### Exercise goal
Restate all the material verbatim, except for the pictures.

### Records to process
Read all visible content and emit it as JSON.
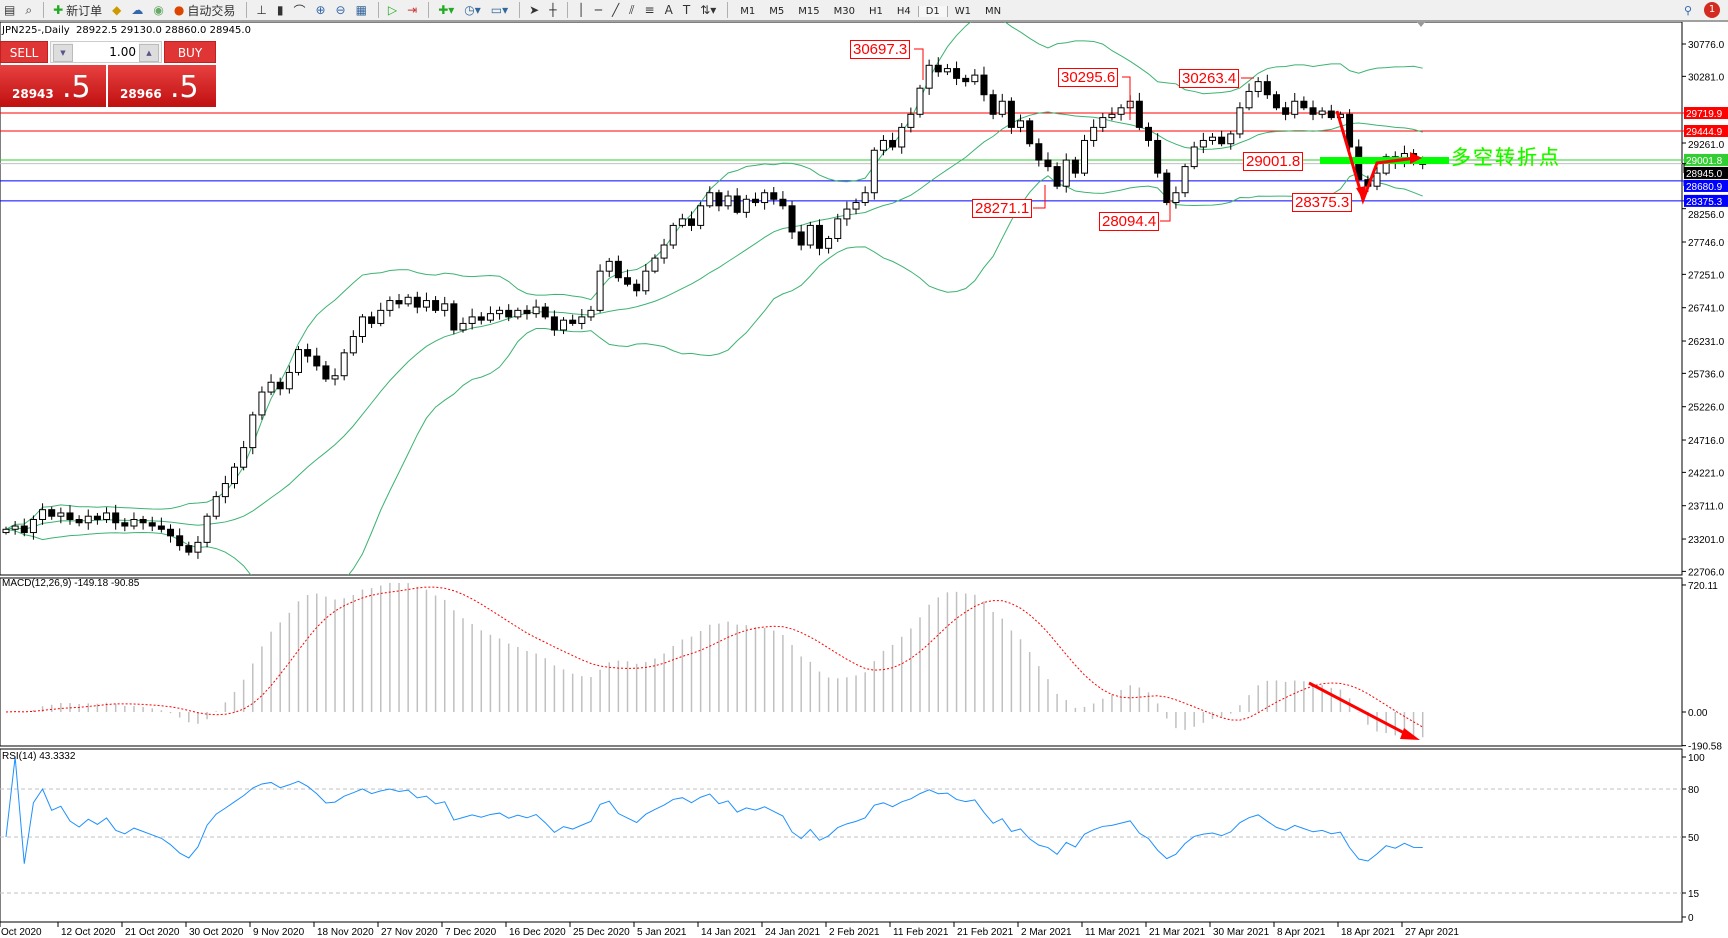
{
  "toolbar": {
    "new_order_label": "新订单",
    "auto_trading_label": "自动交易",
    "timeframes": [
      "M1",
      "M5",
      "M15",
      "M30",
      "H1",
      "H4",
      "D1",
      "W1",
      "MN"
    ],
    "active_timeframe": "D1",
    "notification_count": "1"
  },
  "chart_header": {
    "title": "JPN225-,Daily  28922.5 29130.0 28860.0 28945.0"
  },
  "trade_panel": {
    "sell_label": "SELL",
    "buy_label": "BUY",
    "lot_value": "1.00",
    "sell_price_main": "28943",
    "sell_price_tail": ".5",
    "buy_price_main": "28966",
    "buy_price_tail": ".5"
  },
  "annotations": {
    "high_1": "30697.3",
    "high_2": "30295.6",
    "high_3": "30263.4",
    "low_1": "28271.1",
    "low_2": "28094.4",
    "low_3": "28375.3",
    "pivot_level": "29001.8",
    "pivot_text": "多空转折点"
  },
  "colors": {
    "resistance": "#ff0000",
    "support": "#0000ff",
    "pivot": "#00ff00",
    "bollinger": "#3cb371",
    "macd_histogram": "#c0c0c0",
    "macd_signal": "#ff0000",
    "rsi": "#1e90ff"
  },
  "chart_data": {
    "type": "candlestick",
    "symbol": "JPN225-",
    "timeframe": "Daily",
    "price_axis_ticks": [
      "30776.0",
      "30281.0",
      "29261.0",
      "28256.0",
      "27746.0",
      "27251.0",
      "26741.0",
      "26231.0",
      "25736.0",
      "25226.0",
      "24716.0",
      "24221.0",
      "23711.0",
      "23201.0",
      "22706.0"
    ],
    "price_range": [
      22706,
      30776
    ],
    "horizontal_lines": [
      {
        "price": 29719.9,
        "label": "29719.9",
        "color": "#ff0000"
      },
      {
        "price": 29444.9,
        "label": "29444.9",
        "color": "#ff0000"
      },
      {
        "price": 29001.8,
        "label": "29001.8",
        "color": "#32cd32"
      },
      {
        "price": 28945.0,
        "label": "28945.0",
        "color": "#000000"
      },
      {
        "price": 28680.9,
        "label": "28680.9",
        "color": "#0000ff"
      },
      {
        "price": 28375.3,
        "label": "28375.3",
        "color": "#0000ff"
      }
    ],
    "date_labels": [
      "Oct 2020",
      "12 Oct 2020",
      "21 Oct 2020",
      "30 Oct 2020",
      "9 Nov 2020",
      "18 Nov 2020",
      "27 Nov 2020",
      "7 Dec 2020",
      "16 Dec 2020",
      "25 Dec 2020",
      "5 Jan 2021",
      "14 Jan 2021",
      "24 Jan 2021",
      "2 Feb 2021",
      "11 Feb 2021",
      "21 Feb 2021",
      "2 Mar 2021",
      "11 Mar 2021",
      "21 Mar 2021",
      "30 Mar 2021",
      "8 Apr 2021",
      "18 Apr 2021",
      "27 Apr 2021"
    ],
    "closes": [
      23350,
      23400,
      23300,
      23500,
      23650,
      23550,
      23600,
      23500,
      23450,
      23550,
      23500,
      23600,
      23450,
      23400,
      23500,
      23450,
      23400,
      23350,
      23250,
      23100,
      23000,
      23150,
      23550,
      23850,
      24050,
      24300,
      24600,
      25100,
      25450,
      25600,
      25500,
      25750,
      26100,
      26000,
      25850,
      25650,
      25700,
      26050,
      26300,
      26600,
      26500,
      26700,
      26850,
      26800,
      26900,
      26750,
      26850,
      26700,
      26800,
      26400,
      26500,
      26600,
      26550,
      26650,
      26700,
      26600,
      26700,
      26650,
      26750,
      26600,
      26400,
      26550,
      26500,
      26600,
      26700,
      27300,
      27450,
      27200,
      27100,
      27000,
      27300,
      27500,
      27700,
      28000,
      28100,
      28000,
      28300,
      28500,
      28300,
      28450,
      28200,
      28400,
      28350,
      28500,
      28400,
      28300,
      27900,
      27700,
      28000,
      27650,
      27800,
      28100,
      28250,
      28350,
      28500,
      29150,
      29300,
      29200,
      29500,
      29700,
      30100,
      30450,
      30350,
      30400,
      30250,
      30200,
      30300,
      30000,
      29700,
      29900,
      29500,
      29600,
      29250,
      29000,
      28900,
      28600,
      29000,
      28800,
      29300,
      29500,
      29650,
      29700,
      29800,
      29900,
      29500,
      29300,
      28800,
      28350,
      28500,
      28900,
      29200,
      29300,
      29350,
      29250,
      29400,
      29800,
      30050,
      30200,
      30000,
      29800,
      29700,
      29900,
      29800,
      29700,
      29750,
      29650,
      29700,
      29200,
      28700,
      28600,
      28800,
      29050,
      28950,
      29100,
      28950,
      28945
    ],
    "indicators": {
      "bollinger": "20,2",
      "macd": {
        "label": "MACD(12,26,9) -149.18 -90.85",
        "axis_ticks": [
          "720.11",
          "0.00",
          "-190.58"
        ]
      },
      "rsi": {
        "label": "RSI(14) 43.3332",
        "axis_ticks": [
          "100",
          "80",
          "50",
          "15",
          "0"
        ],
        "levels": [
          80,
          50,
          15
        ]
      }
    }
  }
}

### Exercise result
Read all visible content and emit it as JSON.
{
  "toolbar": {
    "new_order_label": "新订单",
    "auto_trading_label": "自动交易",
    "timeframes": [
      "M1",
      "M5",
      "M15",
      "M30",
      "H1",
      "H4",
      "D1",
      "W1",
      "MN"
    ],
    "active_timeframe": "D1",
    "notification_count": "1"
  },
  "chart_header": {
    "title": "JPN225-,Daily  28922.5 29130.0 28860.0 28945.0"
  },
  "trade_panel": {
    "sell_label": "SELL",
    "buy_label": "BUY",
    "lot_value": "1.00",
    "sell_price_main": "28943",
    "sell_price_tail": ".5",
    "buy_price_main": "28966",
    "buy_price_tail": ".5"
  },
  "annotations": {
    "high_1": "30697.3",
    "high_2": "30295.6",
    "high_3": "30263.4",
    "low_1": "28271.1",
    "low_2": "28094.4",
    "low_3": "28375.3",
    "pivot_level": "29001.8",
    "pivot_text": "多空转折点"
  },
  "colors": {
    "resistance": "#ff0000",
    "support": "#0000ff",
    "pivot": "#00ff00",
    "bollinger": "#3cb371",
    "macd_histogram": "#c0c0c0",
    "macd_signal": "#ff0000",
    "rsi": "#1e90ff"
  },
  "chart_data": {
    "type": "candlestick",
    "symbol": "JPN225-",
    "timeframe": "Daily",
    "price_axis_ticks": [
      "30776.0",
      "30281.0",
      "29261.0",
      "28256.0",
      "27746.0",
      "27251.0",
      "26741.0",
      "26231.0",
      "25736.0",
      "25226.0",
      "24716.0",
      "24221.0",
      "23711.0",
      "23201.0",
      "22706.0"
    ],
    "price_range": [
      22706,
      30776
    ],
    "horizontal_lines": [
      {
        "price": 29719.9,
        "label": "29719.9",
        "color": "#ff0000"
      },
      {
        "price": 29444.9,
        "label": "29444.9",
        "color": "#ff0000"
      },
      {
        "price": 29001.8,
        "label": "29001.8",
        "color": "#32cd32"
      },
      {
        "price": 28945.0,
        "label": "28945.0",
        "color": "#000000"
      },
      {
        "price": 28680.9,
        "label": "28680.9",
        "color": "#0000ff"
      },
      {
        "price": 28375.3,
        "label": "28375.3",
        "color": "#0000ff"
      }
    ],
    "date_labels": [
      "Oct 2020",
      "12 Oct 2020",
      "21 Oct 2020",
      "30 Oct 2020",
      "9 Nov 2020",
      "18 Nov 2020",
      "27 Nov 2020",
      "7 Dec 2020",
      "16 Dec 2020",
      "25 Dec 2020",
      "5 Jan 2021",
      "14 Jan 2021",
      "24 Jan 2021",
      "2 Feb 2021",
      "11 Feb 2021",
      "21 Feb 2021",
      "2 Mar 2021",
      "11 Mar 2021",
      "21 Mar 2021",
      "30 Mar 2021",
      "8 Apr 2021",
      "18 Apr 2021",
      "27 Apr 2021"
    ],
    "closes": [
      23350,
      23400,
      23300,
      23500,
      23650,
      23550,
      23600,
      23500,
      23450,
      23550,
      23500,
      23600,
      23450,
      23400,
      23500,
      23450,
      23400,
      23350,
      23250,
      23100,
      23000,
      23150,
      23550,
      23850,
      24050,
      24300,
      24600,
      25100,
      25450,
      25600,
      25500,
      25750,
      26100,
      26000,
      25850,
      25650,
      25700,
      26050,
      26300,
      26600,
      26500,
      26700,
      26850,
      26800,
      26900,
      26750,
      26850,
      26700,
      26800,
      26400,
      26500,
      26600,
      26550,
      26650,
      26700,
      26600,
      26700,
      26650,
      26750,
      26600,
      26400,
      26550,
      26500,
      26600,
      26700,
      27300,
      27450,
      27200,
      27100,
      27000,
      27300,
      27500,
      27700,
      28000,
      28100,
      28000,
      28300,
      28500,
      28300,
      28450,
      28200,
      28400,
      28350,
      28500,
      28400,
      28300,
      27900,
      27700,
      28000,
      27650,
      27800,
      28100,
      28250,
      28350,
      28500,
      29150,
      29300,
      29200,
      29500,
      29700,
      30100,
      30450,
      30350,
      30400,
      30250,
      30200,
      30300,
      30000,
      29700,
      29900,
      29500,
      29600,
      29250,
      29000,
      28900,
      28600,
      29000,
      28800,
      29300,
      29500,
      29650,
      29700,
      29800,
      29900,
      29500,
      29300,
      28800,
      28350,
      28500,
      28900,
      29200,
      29300,
      29350,
      29250,
      29400,
      29800,
      30050,
      30200,
      30000,
      29800,
      29700,
      29900,
      29800,
      29700,
      29750,
      29650,
      29700,
      29200,
      28700,
      28600,
      28800,
      29050,
      28950,
      29100,
      28950,
      28945
    ],
    "indicators": {
      "bollinger": "20,2",
      "macd": {
        "label": "MACD(12,26,9) -149.18 -90.85",
        "axis_ticks": [
          "720.11",
          "0.00",
          "-190.58"
        ]
      },
      "rsi": {
        "label": "RSI(14) 43.3332",
        "axis_ticks": [
          "100",
          "80",
          "50",
          "15",
          "0"
        ],
        "levels": [
          80,
          50,
          15
        ]
      }
    }
  }
}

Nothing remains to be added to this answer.